What is required> Can you transcribe every record below exactly as it appears?

Material>

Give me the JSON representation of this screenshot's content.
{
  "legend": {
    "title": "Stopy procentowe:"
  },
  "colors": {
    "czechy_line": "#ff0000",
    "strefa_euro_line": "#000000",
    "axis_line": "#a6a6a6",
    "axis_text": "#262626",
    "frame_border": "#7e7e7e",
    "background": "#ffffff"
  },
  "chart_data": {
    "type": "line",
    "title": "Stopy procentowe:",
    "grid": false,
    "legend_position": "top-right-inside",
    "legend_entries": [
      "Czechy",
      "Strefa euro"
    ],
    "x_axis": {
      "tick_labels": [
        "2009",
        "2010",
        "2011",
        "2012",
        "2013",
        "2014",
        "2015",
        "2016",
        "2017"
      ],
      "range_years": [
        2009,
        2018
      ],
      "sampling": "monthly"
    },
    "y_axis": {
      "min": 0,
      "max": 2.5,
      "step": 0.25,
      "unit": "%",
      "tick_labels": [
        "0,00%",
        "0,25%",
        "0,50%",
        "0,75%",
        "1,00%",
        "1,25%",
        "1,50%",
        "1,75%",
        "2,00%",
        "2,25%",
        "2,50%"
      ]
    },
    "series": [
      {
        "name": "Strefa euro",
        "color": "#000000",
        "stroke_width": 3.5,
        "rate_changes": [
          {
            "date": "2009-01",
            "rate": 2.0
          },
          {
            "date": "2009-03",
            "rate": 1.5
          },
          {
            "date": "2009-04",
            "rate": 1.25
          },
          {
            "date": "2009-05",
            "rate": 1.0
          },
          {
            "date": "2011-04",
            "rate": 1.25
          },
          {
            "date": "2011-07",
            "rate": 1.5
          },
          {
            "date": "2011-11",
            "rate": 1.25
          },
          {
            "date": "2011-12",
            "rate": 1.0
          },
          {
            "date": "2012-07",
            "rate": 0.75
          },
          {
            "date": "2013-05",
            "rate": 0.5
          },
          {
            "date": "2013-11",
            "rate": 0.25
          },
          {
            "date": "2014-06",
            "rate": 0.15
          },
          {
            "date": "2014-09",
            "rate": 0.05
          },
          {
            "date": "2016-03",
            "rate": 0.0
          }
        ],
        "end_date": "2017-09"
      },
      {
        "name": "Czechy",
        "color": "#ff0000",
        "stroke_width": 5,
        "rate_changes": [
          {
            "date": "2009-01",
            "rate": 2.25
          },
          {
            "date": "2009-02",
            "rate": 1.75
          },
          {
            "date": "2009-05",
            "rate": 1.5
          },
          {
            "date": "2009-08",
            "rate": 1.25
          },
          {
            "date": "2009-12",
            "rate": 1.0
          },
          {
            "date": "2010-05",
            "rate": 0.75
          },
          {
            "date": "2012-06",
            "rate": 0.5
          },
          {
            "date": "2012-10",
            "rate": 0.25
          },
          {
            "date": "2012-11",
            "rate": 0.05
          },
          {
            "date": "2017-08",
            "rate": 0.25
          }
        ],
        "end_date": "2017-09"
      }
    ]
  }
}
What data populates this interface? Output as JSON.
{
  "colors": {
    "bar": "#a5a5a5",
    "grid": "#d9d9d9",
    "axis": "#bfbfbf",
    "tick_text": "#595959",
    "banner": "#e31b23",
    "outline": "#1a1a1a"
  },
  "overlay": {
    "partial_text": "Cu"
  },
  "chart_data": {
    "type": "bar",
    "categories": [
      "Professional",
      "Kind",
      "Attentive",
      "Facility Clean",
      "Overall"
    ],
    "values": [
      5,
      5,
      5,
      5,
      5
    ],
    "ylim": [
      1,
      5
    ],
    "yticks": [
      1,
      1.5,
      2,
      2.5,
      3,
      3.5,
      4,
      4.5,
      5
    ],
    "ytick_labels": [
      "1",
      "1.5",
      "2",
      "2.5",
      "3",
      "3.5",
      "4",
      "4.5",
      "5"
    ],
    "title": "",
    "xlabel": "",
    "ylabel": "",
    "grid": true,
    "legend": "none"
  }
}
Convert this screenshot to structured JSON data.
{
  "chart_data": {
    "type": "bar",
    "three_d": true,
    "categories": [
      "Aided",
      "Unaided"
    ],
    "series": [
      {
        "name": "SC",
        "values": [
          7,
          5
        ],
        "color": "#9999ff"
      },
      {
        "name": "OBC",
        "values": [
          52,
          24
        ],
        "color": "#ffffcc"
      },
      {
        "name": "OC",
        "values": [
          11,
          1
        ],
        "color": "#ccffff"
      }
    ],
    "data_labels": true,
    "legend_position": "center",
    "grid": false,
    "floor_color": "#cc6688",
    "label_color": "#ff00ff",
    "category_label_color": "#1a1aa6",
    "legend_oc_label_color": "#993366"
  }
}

Response to this exercise>
Give me the JSON representation of this screenshot's content.
{
  "legend": {
    "title": "Stopy procentowe:"
  },
  "colors": {
    "czechy_line": "#ff0000",
    "strefa_euro_line": "#000000",
    "axis_line": "#a6a6a6",
    "axis_text": "#262626",
    "frame_border": "#7e7e7e",
    "background": "#ffffff"
  },
  "chart_data": {
    "type": "line",
    "title": "Stopy procentowe:",
    "grid": false,
    "legend_position": "top-right-inside",
    "legend_entries": [
      "Czechy",
      "Strefa euro"
    ],
    "x_axis": {
      "tick_labels": [
        "2009",
        "2010",
        "2011",
        "2012",
        "2013",
        "2014",
        "2015",
        "2016",
        "2017"
      ],
      "range_years": [
        2009,
        2018
      ],
      "sampling": "monthly"
    },
    "y_axis": {
      "min": 0,
      "max": 2.5,
      "step": 0.25,
      "unit": "%",
      "tick_labels": [
        "0,00%",
        "0,25%",
        "0,50%",
        "0,75%",
        "1,00%",
        "1,25%",
        "1,50%",
        "1,75%",
        "2,00%",
        "2,25%",
        "2,50%"
      ]
    },
    "series": [
      {
        "name": "Strefa euro",
        "color": "#000000",
        "stroke_width": 3.5,
        "rate_changes": [
          {
            "date": "2009-01",
            "rate": 2.0
          },
          {
            "date": "2009-03",
            "rate": 1.5
          },
          {
            "date": "2009-04",
            "rate": 1.25
          },
          {
            "date": "2009-05",
            "rate": 1.0
          },
          {
            "date": "2011-04",
            "rate": 1.25
          },
          {
            "date": "2011-07",
            "rate": 1.5
          },
          {
            "date": "2011-11",
            "rate": 1.25
          },
          {
            "date": "2011-12",
            "rate": 1.0
          },
          {
            "date": "2012-07",
            "rate": 0.75
          },
          {
            "date": "2013-05",
            "rate": 0.5
          },
          {
            "date": "2013-11",
            "rate": 0.25
          },
          {
            "date": "2014-06",
            "rate": 0.15
          },
          {
            "date": "2014-09",
            "rate": 0.05
          },
          {
            "date": "2016-03",
            "rate": 0.0
          }
        ],
        "end_date": "2017-09"
      },
      {
        "name": "Czechy",
        "color": "#ff0000",
        "stroke_width": 5,
        "rate_changes": [
          {
            "date": "2009-01",
            "rate": 2.25
          },
          {
            "date": "2009-02",
            "rate": 1.75
          },
          {
            "date": "2009-05",
            "rate": 1.5
          },
          {
            "date": "2009-08",
            "rate": 1.25
          },
          {
            "date": "2009-12",
            "rate": 1.0
          },
          {
            "date": "2010-05",
            "rate": 0.75
          },
          {
            "date": "2012-06",
            "rate": 0.5
          },
          {
            "date": "2012-10",
            "rate": 0.25
          },
          {
            "date": "2012-11",
            "rate": 0.05
          },
          {
            "date": "2017-08",
            "rate": 0.25
          }
        ],
        "end_date": "2017-09"
      }
    ]
  }
}
What data populates this interface? Output as JSON.
{
  "colors": {
    "bar": "#a5a5a5",
    "grid": "#d9d9d9",
    "axis": "#bfbfbf",
    "tick_text": "#595959",
    "banner": "#e31b23",
    "outline": "#1a1a1a"
  },
  "overlay": {
    "partial_text": "Cu"
  },
  "chart_data": {
    "type": "bar",
    "categories": [
      "Professional",
      "Kind",
      "Attentive",
      "Facility Clean",
      "Overall"
    ],
    "values": [
      5,
      5,
      5,
      5,
      5
    ],
    "ylim": [
      1,
      5
    ],
    "yticks": [
      1,
      1.5,
      2,
      2.5,
      3,
      3.5,
      4,
      4.5,
      5
    ],
    "ytick_labels": [
      "1",
      "1.5",
      "2",
      "2.5",
      "3",
      "3.5",
      "4",
      "4.5",
      "5"
    ],
    "title": "",
    "xlabel": "",
    "ylabel": "",
    "grid": true,
    "legend": "none"
  }
}
Convert this screenshot to structured JSON data.
{
  "chart_data": {
    "type": "bar",
    "three_d": true,
    "categories": [
      "Aided",
      "Unaided"
    ],
    "series": [
      {
        "name": "SC",
        "values": [
          7,
          5
        ],
        "color": "#9999ff"
      },
      {
        "name": "OBC",
        "values": [
          52,
          24
        ],
        "color": "#ffffcc"
      },
      {
        "name": "OC",
        "values": [
          11,
          1
        ],
        "color": "#ccffff"
      }
    ],
    "data_labels": true,
    "legend_position": "center",
    "grid": false,
    "floor_color": "#cc6688",
    "label_color": "#ff00ff",
    "category_label_color": "#1a1aa6",
    "legend_oc_label_color": "#993366"
  }
}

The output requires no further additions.